Due mezzi espressivi diversi tra loro, capaci entrambi di non disperdere il patrimonio di conoscenze acquisite e di creare un legame forte tra contenuto e fruizione dello stesso.

In particolare, i sei podcast realizzati, un prodotto totalmente audio per il quale un metro di valutazione risiede certamente nella capacità di mantenere l’attenzione dell’ascoltatore, si sono rivelati capaci di abbracciare la storia e le memorie di lavoro e di lotta delle operaie tessili reggiane con rara grazia e di restituirle, in puntate da venti minuti ciascuna, stimolando in chi ascolta curiosità e desiderio di conoscenza verso il pezzo successivo della narrazione.

(Ascolta QUI i podcast)
◆ ◆ ◆ ◆
Esercizi.
a. Secondo il testo fornito, quanto dura ciascuna puntata dei podcast?
b. Ricopia dal testo fornito il passo compreso tra "In particolare, i" e "QUI i podcast)", estremi inclusi.
I dati seguenti provengono da una fonte diversa.
◆ ◆ ◆ ◆
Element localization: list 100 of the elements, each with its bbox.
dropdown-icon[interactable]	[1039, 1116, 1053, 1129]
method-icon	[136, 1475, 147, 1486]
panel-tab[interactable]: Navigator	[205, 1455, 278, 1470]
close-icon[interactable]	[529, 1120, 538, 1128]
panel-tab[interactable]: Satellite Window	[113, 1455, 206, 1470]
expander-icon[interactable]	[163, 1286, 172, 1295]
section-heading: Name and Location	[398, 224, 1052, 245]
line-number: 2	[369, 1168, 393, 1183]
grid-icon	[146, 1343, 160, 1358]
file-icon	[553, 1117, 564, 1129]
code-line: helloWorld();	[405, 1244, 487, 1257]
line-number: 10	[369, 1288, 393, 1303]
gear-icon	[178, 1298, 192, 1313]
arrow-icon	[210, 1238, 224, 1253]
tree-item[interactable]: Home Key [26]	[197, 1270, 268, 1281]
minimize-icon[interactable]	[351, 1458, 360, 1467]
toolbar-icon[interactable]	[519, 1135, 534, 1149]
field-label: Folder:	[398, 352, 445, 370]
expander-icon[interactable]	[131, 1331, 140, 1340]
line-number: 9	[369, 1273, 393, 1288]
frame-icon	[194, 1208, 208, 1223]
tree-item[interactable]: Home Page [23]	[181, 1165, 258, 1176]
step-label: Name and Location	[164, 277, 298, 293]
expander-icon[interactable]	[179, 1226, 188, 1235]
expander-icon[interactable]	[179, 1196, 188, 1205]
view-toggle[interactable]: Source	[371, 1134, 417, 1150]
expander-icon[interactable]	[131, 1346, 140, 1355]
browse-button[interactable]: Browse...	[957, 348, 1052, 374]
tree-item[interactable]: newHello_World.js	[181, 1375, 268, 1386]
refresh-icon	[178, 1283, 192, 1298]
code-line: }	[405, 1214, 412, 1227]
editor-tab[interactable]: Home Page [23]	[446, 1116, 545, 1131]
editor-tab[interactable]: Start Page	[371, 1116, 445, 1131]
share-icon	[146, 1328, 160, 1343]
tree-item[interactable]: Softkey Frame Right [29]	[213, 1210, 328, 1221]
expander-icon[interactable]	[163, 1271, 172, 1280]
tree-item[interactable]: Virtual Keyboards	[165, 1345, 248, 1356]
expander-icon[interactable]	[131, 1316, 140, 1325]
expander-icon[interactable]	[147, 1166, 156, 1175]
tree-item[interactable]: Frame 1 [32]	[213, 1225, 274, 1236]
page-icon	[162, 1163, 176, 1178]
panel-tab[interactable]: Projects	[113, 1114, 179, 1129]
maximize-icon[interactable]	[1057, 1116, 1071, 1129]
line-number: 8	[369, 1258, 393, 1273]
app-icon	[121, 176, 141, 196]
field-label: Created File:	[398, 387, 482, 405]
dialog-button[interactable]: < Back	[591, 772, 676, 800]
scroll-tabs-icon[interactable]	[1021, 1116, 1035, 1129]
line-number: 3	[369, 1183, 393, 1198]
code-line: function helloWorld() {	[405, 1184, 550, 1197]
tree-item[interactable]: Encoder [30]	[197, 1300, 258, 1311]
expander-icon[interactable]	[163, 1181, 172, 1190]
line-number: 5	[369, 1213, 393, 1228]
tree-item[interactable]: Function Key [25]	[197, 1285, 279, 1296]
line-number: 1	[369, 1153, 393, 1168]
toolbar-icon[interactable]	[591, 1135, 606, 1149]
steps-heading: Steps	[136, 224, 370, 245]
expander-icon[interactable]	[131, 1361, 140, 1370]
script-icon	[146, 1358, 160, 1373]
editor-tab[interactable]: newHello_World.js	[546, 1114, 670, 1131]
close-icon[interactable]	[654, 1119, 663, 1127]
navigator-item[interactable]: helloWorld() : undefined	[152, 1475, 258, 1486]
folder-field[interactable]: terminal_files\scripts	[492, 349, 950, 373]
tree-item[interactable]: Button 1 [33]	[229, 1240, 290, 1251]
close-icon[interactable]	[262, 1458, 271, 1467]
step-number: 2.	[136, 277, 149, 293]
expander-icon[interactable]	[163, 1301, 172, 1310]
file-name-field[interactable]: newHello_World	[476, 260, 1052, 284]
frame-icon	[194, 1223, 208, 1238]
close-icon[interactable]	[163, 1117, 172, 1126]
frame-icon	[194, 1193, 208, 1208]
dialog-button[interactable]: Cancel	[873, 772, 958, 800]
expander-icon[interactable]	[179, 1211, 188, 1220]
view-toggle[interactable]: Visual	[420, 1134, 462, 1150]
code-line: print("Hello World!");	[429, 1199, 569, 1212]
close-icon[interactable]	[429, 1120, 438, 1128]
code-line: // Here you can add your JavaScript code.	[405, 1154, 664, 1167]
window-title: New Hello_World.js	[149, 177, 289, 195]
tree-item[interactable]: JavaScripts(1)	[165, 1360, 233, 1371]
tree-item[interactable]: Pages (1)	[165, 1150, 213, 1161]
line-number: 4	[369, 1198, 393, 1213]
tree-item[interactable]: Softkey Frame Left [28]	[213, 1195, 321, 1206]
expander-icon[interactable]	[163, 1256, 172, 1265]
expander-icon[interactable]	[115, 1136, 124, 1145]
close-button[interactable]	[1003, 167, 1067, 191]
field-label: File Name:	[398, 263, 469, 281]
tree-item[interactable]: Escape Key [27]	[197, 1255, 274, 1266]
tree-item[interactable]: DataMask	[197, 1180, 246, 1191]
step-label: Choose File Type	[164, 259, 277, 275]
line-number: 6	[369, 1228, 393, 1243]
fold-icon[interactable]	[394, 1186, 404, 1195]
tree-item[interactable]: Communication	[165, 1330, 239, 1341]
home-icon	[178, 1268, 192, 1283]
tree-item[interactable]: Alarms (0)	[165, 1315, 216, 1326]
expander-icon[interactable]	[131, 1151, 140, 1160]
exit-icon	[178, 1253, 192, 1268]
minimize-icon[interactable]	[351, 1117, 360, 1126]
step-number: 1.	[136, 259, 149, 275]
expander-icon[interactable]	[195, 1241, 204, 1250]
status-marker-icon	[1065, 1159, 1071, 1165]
◆ ◆ ◆ ◆
Soluzioni.
a. Venti minuti ciascuna.

b.
In particolare, i sei podcast realizzati, un prodotto totalmente audio per il quale un metro di valutazione risiede certamente nella capacità di mantenere l’attenzione dell’ascoltatore, si sono rivelati capaci di abbracciare la storia e le memorie di lavoro e di lotta delle operaie tessili reggiane con rara grazia e di restituirle, in puntate da venti minuti ciascuna, stimolando in chi ascolta curiosità e desiderio di conoscenza verso il pezzo successivo della narrazione.

(Ascolta QUI i podcast)